> To be done: Each line of the material below that holds the word "lucky" needs to be copied.

> Given records:
-------
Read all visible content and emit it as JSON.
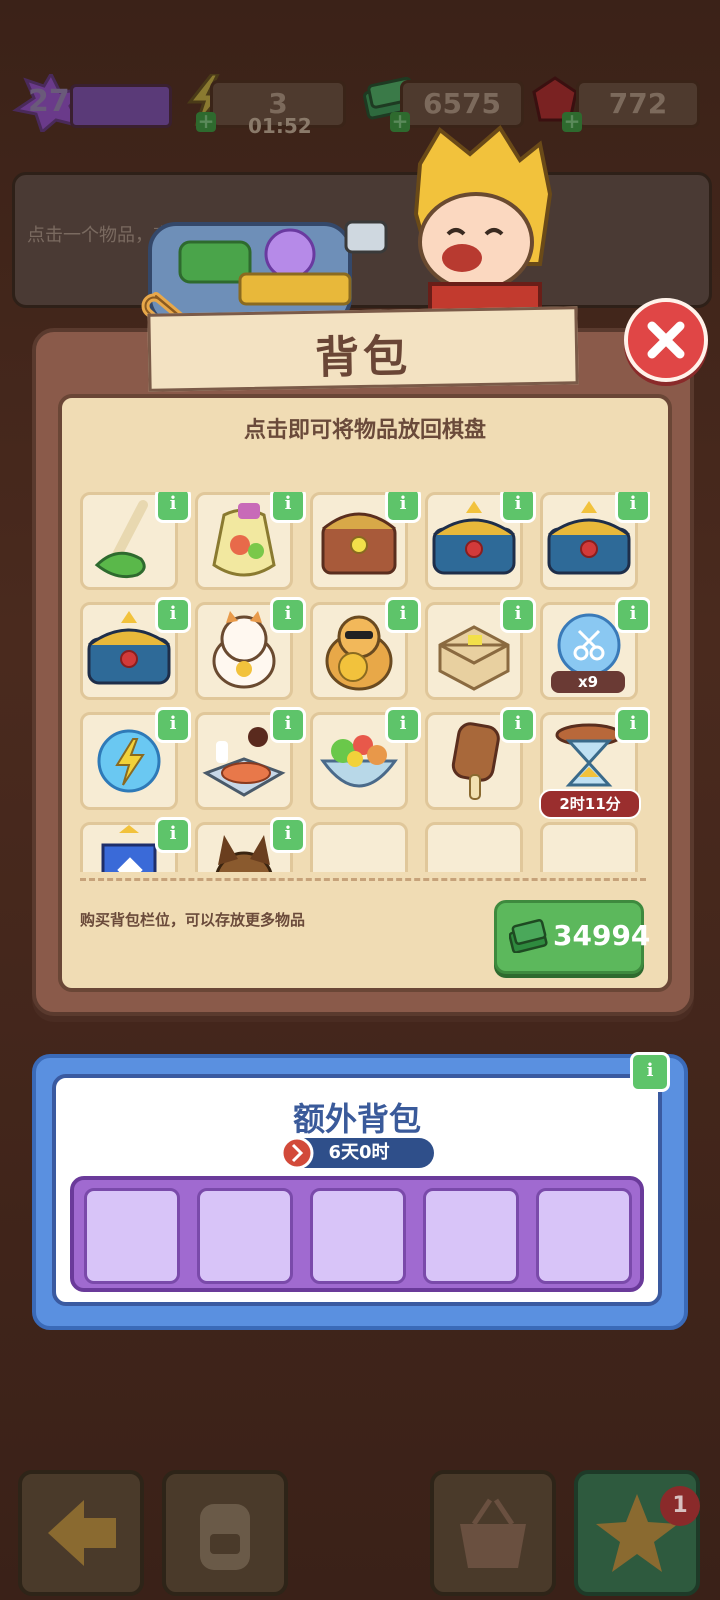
{
  "hud": {
    "level": "27",
    "energy": "3",
    "energy_timer": "01:52",
    "cash": "6575",
    "gems": "772"
  },
  "background_hint": "点击一个物品，查看它的信息",
  "backpack": {
    "title": "背包",
    "subtitle": "点击即可将物品放回棋盘",
    "info_label": "i",
    "items": [
      {
        "icon": "green-mop-icon"
      },
      {
        "icon": "seed-bag-icon"
      },
      {
        "icon": "treasure-chest-icon"
      },
      {
        "icon": "royal-chest-icon"
      },
      {
        "icon": "royal-chest-icon"
      },
      {
        "icon": "royal-chest-icon"
      },
      {
        "icon": "lucky-cat-icon"
      },
      {
        "icon": "lucky-cat-gold-icon"
      },
      {
        "icon": "wooden-crate-icon"
      },
      {
        "icon": "scissors-bubble-icon",
        "count": "x9"
      },
      {
        "icon": "energy-orb-icon"
      },
      {
        "icon": "fish-dinner-icon"
      },
      {
        "icon": "salad-bowl-icon"
      },
      {
        "icon": "ice-cream-bar-icon"
      },
      {
        "icon": "hourglass-icon",
        "timer": "2时11分"
      },
      {
        "icon": "blue-shield-icon"
      },
      {
        "icon": "dog-icon"
      },
      {
        "icon": null
      },
      {
        "icon": null
      },
      {
        "icon": null
      }
    ],
    "buy_text": "购买背包栏位，可以存放更多物品",
    "buy_price": "34994"
  },
  "extra_backpack": {
    "title": "额外背包",
    "timer": "6天0时",
    "slots": 5
  },
  "nav": {
    "badge_count": "1"
  },
  "colors": {
    "panel_brown": "#8a5a4a",
    "cream": "#f0dcb4",
    "info_green": "#5ec46a",
    "close_red": "#e04646",
    "extra_blue": "#5a90e0",
    "slot_purple": "#d8c4f8"
  }
}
-------
> Response for this exercise:
        "icon": "lucky-cat-icon"
        "icon": "lucky-cat-gold-icon"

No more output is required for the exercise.